Begin Given records

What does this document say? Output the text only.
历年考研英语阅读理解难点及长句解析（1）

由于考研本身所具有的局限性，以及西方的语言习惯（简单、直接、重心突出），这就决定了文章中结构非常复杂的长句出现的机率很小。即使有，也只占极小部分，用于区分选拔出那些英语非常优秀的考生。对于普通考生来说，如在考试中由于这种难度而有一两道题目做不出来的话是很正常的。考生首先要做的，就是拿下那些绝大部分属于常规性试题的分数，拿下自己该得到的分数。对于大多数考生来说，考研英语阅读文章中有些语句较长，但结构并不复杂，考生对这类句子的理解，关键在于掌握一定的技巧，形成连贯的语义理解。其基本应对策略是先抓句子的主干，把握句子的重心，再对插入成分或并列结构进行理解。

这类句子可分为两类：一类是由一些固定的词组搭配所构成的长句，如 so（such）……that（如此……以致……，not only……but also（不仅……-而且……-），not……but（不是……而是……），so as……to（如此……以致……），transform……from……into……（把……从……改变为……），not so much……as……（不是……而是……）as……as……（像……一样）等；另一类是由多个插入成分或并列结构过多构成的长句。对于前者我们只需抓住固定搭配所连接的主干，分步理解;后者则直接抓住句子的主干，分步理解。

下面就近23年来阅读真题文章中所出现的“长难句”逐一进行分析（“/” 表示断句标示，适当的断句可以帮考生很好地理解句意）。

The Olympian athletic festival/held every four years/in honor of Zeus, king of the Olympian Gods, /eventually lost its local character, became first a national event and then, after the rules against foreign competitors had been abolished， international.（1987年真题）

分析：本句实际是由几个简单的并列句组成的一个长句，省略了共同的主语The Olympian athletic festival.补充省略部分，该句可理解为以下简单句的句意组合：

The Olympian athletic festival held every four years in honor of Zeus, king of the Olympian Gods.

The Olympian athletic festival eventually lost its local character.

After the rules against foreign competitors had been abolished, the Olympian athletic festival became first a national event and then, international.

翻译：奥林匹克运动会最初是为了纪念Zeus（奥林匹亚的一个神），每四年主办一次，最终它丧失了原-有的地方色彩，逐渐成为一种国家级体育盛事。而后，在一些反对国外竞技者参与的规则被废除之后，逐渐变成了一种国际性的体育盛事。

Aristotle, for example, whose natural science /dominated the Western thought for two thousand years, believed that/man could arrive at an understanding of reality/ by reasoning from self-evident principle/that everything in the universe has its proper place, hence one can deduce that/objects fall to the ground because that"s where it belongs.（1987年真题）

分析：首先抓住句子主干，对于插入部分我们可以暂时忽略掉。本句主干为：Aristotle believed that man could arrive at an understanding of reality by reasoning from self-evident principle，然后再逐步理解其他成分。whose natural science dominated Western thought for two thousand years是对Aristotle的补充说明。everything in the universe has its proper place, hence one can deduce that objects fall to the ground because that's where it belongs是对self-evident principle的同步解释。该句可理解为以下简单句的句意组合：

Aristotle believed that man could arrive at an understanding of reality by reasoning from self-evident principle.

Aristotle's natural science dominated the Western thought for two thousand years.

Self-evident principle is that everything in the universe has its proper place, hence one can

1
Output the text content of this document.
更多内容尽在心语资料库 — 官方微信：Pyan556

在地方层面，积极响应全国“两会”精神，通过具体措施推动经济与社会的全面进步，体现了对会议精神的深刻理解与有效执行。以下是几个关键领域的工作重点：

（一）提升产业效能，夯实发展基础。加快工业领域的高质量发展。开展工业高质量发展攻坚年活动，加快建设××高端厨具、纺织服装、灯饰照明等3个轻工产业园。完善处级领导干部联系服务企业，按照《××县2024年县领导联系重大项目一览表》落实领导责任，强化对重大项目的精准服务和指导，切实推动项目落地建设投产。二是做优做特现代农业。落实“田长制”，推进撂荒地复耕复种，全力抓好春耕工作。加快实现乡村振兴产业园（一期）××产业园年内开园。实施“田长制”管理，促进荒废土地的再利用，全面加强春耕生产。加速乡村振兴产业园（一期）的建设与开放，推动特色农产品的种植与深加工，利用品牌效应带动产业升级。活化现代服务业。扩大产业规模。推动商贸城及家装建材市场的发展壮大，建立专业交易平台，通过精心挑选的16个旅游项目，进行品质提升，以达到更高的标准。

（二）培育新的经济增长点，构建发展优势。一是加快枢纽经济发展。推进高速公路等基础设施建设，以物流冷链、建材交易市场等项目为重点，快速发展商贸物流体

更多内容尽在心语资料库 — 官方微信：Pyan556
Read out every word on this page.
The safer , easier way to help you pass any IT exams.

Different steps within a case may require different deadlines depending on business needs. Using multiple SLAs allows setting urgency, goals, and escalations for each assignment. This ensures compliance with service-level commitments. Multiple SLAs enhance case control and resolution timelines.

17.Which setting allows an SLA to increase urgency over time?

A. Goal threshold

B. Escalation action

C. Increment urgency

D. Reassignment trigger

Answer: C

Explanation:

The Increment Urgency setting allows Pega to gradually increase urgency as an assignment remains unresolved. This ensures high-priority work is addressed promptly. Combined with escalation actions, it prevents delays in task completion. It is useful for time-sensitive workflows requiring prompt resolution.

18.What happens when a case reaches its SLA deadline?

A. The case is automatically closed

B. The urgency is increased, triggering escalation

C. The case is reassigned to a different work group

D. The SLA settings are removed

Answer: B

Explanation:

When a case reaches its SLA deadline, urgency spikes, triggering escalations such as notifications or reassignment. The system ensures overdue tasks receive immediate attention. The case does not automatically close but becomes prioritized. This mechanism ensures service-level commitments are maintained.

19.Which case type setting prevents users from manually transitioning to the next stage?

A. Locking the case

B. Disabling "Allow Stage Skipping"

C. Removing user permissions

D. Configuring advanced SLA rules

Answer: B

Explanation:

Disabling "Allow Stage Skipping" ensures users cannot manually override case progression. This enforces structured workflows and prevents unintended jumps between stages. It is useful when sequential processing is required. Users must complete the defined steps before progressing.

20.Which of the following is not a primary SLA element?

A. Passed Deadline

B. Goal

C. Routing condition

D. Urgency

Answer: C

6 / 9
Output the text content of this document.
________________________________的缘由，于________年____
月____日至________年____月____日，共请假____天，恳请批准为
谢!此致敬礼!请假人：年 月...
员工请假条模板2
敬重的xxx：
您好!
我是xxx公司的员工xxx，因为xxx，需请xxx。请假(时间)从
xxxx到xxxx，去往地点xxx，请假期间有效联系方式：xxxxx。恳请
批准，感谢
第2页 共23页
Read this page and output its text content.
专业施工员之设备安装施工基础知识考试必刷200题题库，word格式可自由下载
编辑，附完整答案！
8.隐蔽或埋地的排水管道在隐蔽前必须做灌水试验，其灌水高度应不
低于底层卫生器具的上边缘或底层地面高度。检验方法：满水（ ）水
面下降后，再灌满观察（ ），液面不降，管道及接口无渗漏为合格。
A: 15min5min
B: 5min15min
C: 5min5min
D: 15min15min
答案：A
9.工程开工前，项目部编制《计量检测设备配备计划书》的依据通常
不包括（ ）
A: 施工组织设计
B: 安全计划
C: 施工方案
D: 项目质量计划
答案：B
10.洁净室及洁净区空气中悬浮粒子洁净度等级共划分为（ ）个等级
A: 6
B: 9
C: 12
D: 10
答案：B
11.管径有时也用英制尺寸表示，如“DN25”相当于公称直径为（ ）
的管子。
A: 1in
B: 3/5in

End Given records

### Task to complete
Check each line of the entries above for the word "What". List the ones that have it.

### Answer to the task
What does this document say? Output the text only.
18.What happens when a case reaches its SLA deadline?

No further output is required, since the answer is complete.